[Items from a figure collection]
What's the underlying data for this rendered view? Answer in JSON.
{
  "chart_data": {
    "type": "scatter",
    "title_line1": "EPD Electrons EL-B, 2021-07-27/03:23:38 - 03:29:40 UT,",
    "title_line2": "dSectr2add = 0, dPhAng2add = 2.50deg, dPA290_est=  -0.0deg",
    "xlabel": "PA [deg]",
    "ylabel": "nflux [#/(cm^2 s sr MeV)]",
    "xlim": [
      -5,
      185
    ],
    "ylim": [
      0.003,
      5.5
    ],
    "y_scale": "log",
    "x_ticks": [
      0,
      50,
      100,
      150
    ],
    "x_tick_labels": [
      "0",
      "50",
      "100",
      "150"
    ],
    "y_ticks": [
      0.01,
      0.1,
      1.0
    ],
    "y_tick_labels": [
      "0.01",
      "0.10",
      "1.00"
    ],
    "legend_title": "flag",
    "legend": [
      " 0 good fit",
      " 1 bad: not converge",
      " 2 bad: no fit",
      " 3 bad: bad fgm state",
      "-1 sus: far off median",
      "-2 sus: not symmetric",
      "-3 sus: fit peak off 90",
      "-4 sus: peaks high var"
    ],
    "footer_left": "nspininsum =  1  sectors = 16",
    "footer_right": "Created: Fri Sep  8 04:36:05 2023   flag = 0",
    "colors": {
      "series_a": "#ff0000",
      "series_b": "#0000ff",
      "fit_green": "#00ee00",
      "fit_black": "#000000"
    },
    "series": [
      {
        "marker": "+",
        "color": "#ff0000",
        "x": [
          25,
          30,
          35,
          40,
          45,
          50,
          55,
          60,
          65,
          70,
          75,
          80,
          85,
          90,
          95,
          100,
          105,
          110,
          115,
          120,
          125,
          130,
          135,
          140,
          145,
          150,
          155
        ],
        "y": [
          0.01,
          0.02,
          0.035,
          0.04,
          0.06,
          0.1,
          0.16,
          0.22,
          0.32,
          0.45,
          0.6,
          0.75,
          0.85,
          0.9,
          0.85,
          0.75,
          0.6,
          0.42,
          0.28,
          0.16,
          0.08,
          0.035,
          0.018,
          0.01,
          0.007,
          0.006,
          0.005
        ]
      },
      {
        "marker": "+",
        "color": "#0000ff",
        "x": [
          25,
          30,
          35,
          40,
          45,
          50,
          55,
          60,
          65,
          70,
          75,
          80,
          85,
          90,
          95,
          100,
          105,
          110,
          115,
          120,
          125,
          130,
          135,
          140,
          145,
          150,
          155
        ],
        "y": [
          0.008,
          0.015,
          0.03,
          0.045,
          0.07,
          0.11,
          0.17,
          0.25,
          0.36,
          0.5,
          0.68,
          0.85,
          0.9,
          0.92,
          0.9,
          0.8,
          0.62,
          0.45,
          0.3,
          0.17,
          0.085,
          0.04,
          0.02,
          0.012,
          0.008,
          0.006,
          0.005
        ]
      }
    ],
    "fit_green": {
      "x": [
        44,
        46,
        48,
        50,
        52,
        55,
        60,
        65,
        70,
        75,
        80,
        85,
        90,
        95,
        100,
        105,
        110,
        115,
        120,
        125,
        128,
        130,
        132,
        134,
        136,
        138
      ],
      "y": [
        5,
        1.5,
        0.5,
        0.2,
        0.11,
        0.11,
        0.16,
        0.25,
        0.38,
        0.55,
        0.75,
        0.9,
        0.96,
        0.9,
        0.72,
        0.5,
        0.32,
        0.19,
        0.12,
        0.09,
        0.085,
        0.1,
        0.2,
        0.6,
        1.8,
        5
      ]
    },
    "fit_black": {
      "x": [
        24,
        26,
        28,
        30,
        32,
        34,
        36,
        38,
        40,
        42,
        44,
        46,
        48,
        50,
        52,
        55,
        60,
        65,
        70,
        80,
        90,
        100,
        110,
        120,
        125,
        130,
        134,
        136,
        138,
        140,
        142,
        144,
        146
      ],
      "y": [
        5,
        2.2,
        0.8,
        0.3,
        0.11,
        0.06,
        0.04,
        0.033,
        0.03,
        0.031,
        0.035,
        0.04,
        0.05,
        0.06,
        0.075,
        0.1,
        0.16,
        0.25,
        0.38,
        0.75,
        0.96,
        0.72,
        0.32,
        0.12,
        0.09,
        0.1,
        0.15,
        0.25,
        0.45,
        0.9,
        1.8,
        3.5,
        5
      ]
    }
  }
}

Task objective = Scan the material above. Copy each line where "flag" occurs.

Answer to the task =
    "legend_title": "flag",
    "footer_right": "Created: Fri Sep  8 04:36:05 2023   flag = 0",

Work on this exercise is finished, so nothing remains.